▶ Work required: Collect each line of the records containing the string "驾驶机动车应当随身携带哪种证件".

— begin —

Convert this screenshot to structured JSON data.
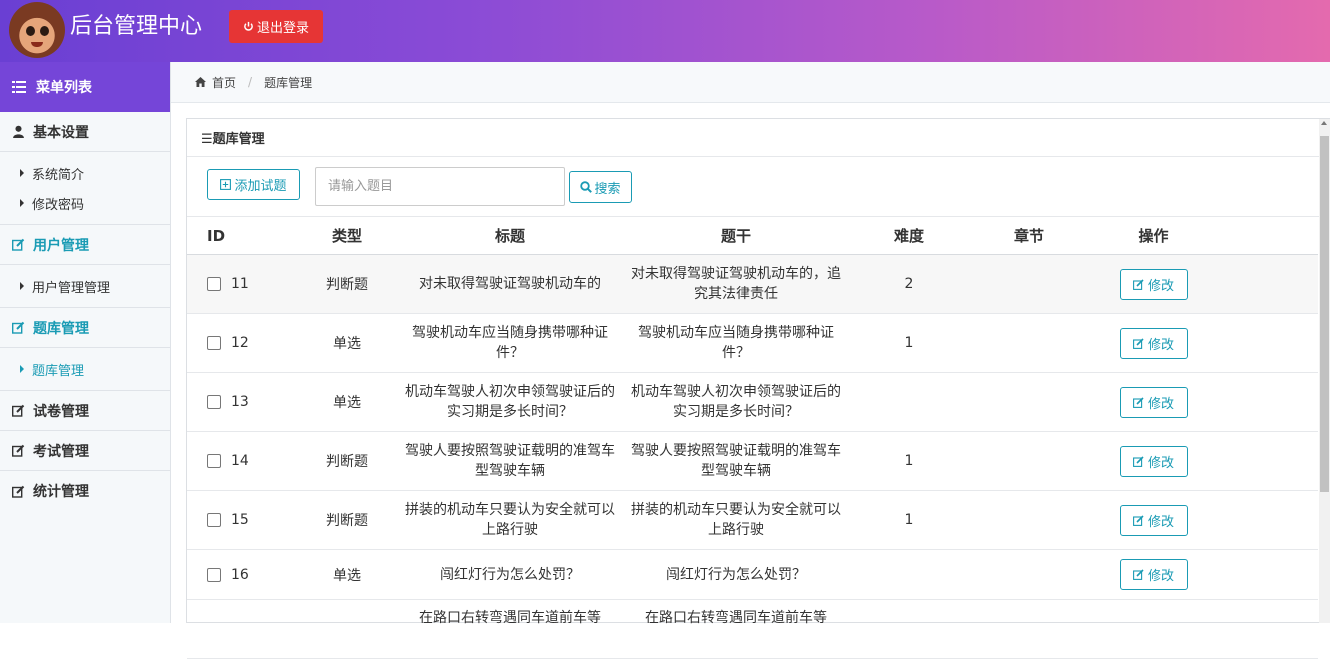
{
  "header": {
    "title": "后台管理中心",
    "logout_label": "退出登录"
  },
  "sidebar": {
    "menu_title": "菜单列表",
    "groups": [
      {
        "label": "基本设置",
        "icon": "user-icon",
        "subs": [
          "系统简介",
          "修改密码"
        ]
      },
      {
        "label": "用户管理",
        "icon": "edit-icon",
        "subs": [
          "用户管理管理"
        ]
      },
      {
        "label": "题库管理",
        "icon": "edit-icon",
        "subs": [
          "题库管理"
        ]
      },
      {
        "label": "试卷管理",
        "icon": "edit-icon",
        "subs": []
      },
      {
        "label": "考试管理",
        "icon": "edit-icon",
        "subs": []
      },
      {
        "label": "统计管理",
        "icon": "edit-icon",
        "subs": []
      }
    ]
  },
  "breadcrumb": {
    "home": "首页",
    "current": "题库管理"
  },
  "panel": {
    "title": "☰题库管理",
    "add_label": "添加试题",
    "search_placeholder": "请输入题目",
    "search_value": "",
    "search_label": "搜索"
  },
  "table": {
    "headers": {
      "id": "ID",
      "type": "类型",
      "title": "标题",
      "stem": "题干",
      "difficulty": "难度",
      "chapter": "章节",
      "action": "操作"
    },
    "edit_label": "修改",
    "rows": [
      {
        "id": "11",
        "type": "判断题",
        "title": "对未取得驾驶证驾驶机动车的",
        "stem": "对未取得驾驶证驾驶机动车的，追究其法律责任",
        "difficulty": "2",
        "chapter": ""
      },
      {
        "id": "12",
        "type": "单选",
        "title": "驾驶机动车应当随身携带哪种证件？",
        "stem": "驾驶机动车应当随身携带哪种证件？",
        "difficulty": "1",
        "chapter": ""
      },
      {
        "id": "13",
        "type": "单选",
        "title": "机动车驾驶人初次申领驾驶证后的实习期是多长时间？",
        "stem": "机动车驾驶人初次申领驾驶证后的实习期是多长时间？",
        "difficulty": "",
        "chapter": ""
      },
      {
        "id": "14",
        "type": "判断题",
        "title": "驾驶人要按照驾驶证载明的准驾车型驾驶车辆",
        "stem": "驾驶人要按照驾驶证载明的准驾车型驾驶车辆",
        "difficulty": "1",
        "chapter": ""
      },
      {
        "id": "15",
        "type": "判断题",
        "title": "拼装的机动车只要认为安全就可以上路行驶",
        "stem": "拼装的机动车只要认为安全就可以上路行驶",
        "difficulty": "1",
        "chapter": ""
      },
      {
        "id": "16",
        "type": "单选",
        "title": "闯红灯行为怎么处罚？",
        "stem": "闯红灯行为怎么处罚？",
        "difficulty": "",
        "chapter": ""
      },
      {
        "id": "",
        "type": "",
        "title": "在路口右转弯遇同车道前车等",
        "stem": "在路口右转弯遇同车道前车等",
        "difficulty": "",
        "chapter": ""
      }
    ]
  },
  "colors": {
    "header_gradient_start": "#6a3fd3",
    "header_gradient_end": "#e46aae",
    "logout": "#e63535",
    "accent": "#1a9bb4",
    "menu_head": "#7545d8"
  }
}
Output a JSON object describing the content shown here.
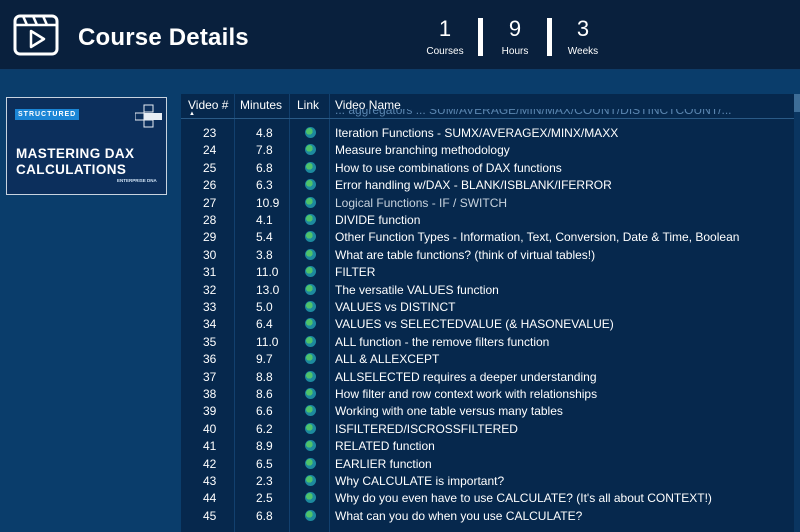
{
  "header": {
    "title": "Course Details",
    "logo_icon": "video-play-icon",
    "stats": [
      {
        "value": "1",
        "label": "Courses"
      },
      {
        "value": "9",
        "label": "Hours"
      },
      {
        "value": "3",
        "label": "Weeks"
      }
    ]
  },
  "thumbnail": {
    "badge": "STRUCTURED",
    "course_line1": "MASTERING DAX",
    "course_line2": "CALCULATIONS",
    "brand": "ENTERPRISE DNA",
    "icon": "cube-icon"
  },
  "table": {
    "columns": [
      "Video #",
      "Minutes",
      "Link",
      "Video Name"
    ],
    "sort_indicator": "▲",
    "link_icon": "globe-icon",
    "partial_row_text": "... aggregators ... SUM/AVERAGE/MIN/MAX/COUNT/DISTINCTCOUNT/...",
    "rows": [
      {
        "id": "23",
        "minutes": "4.8",
        "name": "Iteration Functions - SUMX/AVERAGEX/MINX/MAXX"
      },
      {
        "id": "24",
        "minutes": "7.8",
        "name": "Measure branching methodology"
      },
      {
        "id": "25",
        "minutes": "6.8",
        "name": "How to use combinations of DAX functions"
      },
      {
        "id": "26",
        "minutes": "6.3",
        "name": "Error handling w/DAX - BLANK/ISBLANK/IFERROR"
      },
      {
        "id": "27",
        "minutes": "10.9",
        "name": "Logical Functions - IF / SWITCH"
      },
      {
        "id": "28",
        "minutes": "4.1",
        "name": "DIVIDE function"
      },
      {
        "id": "29",
        "minutes": "5.4",
        "name": "Other Function Types - Information, Text, Conversion, Date & Time, Boolean"
      },
      {
        "id": "30",
        "minutes": "3.8",
        "name": "What are table functions? (think of virtual tables!)"
      },
      {
        "id": "31",
        "minutes": "11.0",
        "name": "FILTER"
      },
      {
        "id": "32",
        "minutes": "13.0",
        "name": "The versatile VALUES function"
      },
      {
        "id": "33",
        "minutes": "5.0",
        "name": "VALUES vs DISTINCT"
      },
      {
        "id": "34",
        "minutes": "6.4",
        "name": "VALUES vs SELECTEDVALUE (& HASONEVALUE)"
      },
      {
        "id": "35",
        "minutes": "11.0",
        "name": "ALL function - the remove filters function"
      },
      {
        "id": "36",
        "minutes": "9.7",
        "name": "ALL & ALLEXCEPT"
      },
      {
        "id": "37",
        "minutes": "8.8",
        "name": "ALLSELECTED requires a deeper understanding"
      },
      {
        "id": "38",
        "minutes": "8.6",
        "name": "How filter and row context work with relationships"
      },
      {
        "id": "39",
        "minutes": "6.6",
        "name": "Working with one table versus many tables"
      },
      {
        "id": "40",
        "minutes": "6.2",
        "name": "ISFILTERED/ISCROSSFILTERED"
      },
      {
        "id": "41",
        "minutes": "8.9",
        "name": "RELATED function"
      },
      {
        "id": "42",
        "minutes": "6.5",
        "name": "EARLIER function"
      },
      {
        "id": "43",
        "minutes": "2.3",
        "name": "Why CALCULATE is important?"
      },
      {
        "id": "44",
        "minutes": "2.5",
        "name": "Why do you even have to use CALCULATE? (It's all about CONTEXT!)"
      },
      {
        "id": "45",
        "minutes": "6.8",
        "name": "What can you do when you use CALCULATE?"
      }
    ],
    "highlighted_row": "27"
  }
}
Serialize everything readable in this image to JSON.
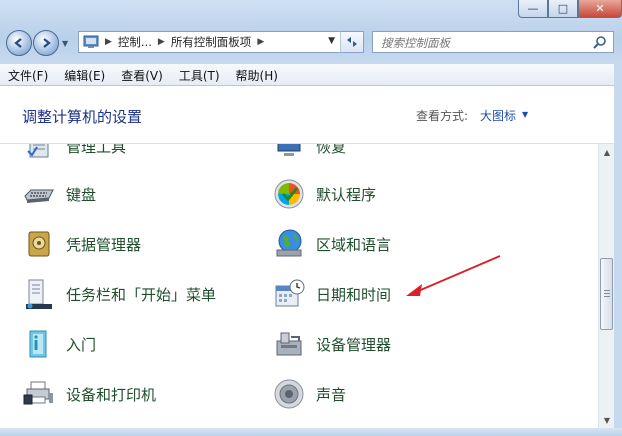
{
  "window": {
    "buttons": [
      "—",
      "□",
      "✕"
    ]
  },
  "nav": {
    "back_icon": "back-arrow-icon",
    "forward_icon": "forward-arrow-icon"
  },
  "address": {
    "parts": [
      "控制...",
      "所有控制面板项"
    ]
  },
  "search": {
    "placeholder": "搜索控制面板"
  },
  "menubar": [
    "文件(F)",
    "编辑(E)",
    "查看(V)",
    "工具(T)",
    "帮助(H)"
  ],
  "header": {
    "title": "调整计算机的设置",
    "view_label": "查看方式:",
    "view_value": "大图标"
  },
  "items": [
    {
      "label": "管理工具",
      "icon": "admin-tools-icon"
    },
    {
      "label": "恢复",
      "icon": "recovery-icon"
    },
    {
      "label": "键盘",
      "icon": "keyboard-icon"
    },
    {
      "label": "默认程序",
      "icon": "default-programs-icon"
    },
    {
      "label": "凭据管理器",
      "icon": "credential-manager-icon"
    },
    {
      "label": "区域和语言",
      "icon": "region-language-icon"
    },
    {
      "label": "任务栏和「开始」菜单",
      "icon": "taskbar-start-menu-icon"
    },
    {
      "label": "日期和时间",
      "icon": "date-time-icon"
    },
    {
      "label": "入门",
      "icon": "getting-started-icon"
    },
    {
      "label": "设备管理器",
      "icon": "device-manager-icon"
    },
    {
      "label": "设备和打印机",
      "icon": "devices-printers-icon"
    },
    {
      "label": "声音",
      "icon": "sound-icon"
    }
  ],
  "colors": {
    "title": "#1e3287",
    "link": "#1f4e2c",
    "annotation_arrow": "#d6232a"
  }
}
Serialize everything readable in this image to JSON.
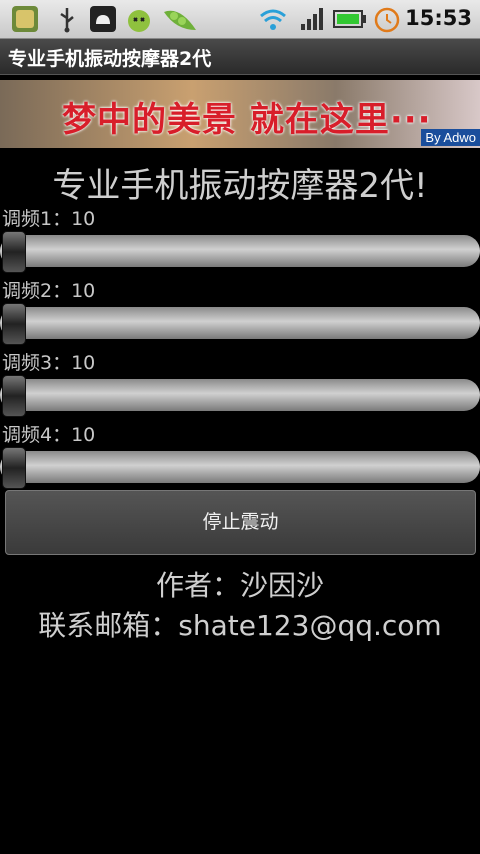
{
  "status_bar": {
    "time": "15:53",
    "icons": [
      "app-icon",
      "usb-icon",
      "android-debug-icon",
      "bugdroid-icon",
      "pea-pod-icon",
      "wifi-icon",
      "signal-icon",
      "battery-icon",
      "alarm-icon"
    ]
  },
  "app_title": "专业手机振动按摩器2代",
  "ad": {
    "text": "梦中的美景 就在这里···",
    "by": "By Adwo"
  },
  "heading": "专业手机振动按摩器2代!",
  "sliders": [
    {
      "label": "调频1：10",
      "value": 10
    },
    {
      "label": "调频2：10",
      "value": 10
    },
    {
      "label": "调频3：10",
      "value": 10
    },
    {
      "label": "调频4：10",
      "value": 10
    }
  ],
  "stop_button": "停止震动",
  "author": "作者：沙因沙",
  "contact": "联系邮箱：shate123@qq.com"
}
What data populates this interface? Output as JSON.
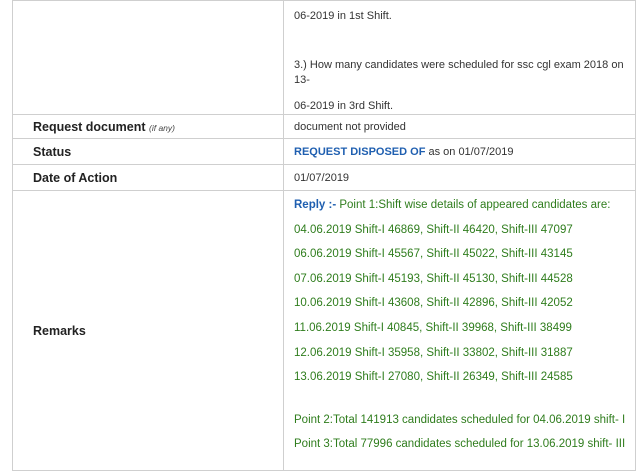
{
  "top_row": {
    "line1": "06-2019 in 1st Shift.",
    "line2": "3.) How many candidates were scheduled for ssc cgl exam 2018 on 13-",
    "line3": "06-2019 in 3rd Shift."
  },
  "request_document": {
    "label": "Request document",
    "hint": "(if any)",
    "value": "document not provided"
  },
  "status": {
    "label": "Status",
    "value_strong": "REQUEST DISPOSED OF",
    "value_rest": " as on 01/07/2019"
  },
  "date_of_action": {
    "label": "Date of Action",
    "value": "01/07/2019"
  },
  "remarks": {
    "label": "Remarks",
    "reply_label": "Reply :-",
    "reply_intro": " Point 1:Shift wise details of appeared candidates are:",
    "rows": [
      "04.06.2019 Shift-I 46869, Shift-II 46420, Shift-III 47097",
      "06.06.2019 Shift-I 45567, Shift-II 45022, Shift-III 43145",
      "07.06.2019 Shift-I 45193, Shift-II 45130, Shift-III 44528",
      "10.06.2019 Shift-I 43608, Shift-II 42896, Shift-III 42052",
      "11.06.2019 Shift-I 40845, Shift-II 39968, Shift-III 38499",
      "12.06.2019 Shift-I 35958, Shift-II 33802, Shift-III 31887",
      "13.06.2019 Shift-I 27080, Shift-II 26349, Shift-III 24585"
    ],
    "point2": "Point 2:Total 141913 candidates scheduled for 04.06.2019 shift- I",
    "point3": "Point 3:Total 77996 candidates scheduled for 13.06.2019 shift- III"
  },
  "colors": {
    "reply_blue": "#1f5fb0",
    "answer_green": "#2f7d1d",
    "border": "#cfcfcf"
  }
}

— end —

▶ Solution to the problem:
        "title": "驾驶机动车应当随身携带哪种证件？",
        "stem": "驾驶机动车应当随身携带哪种证件？",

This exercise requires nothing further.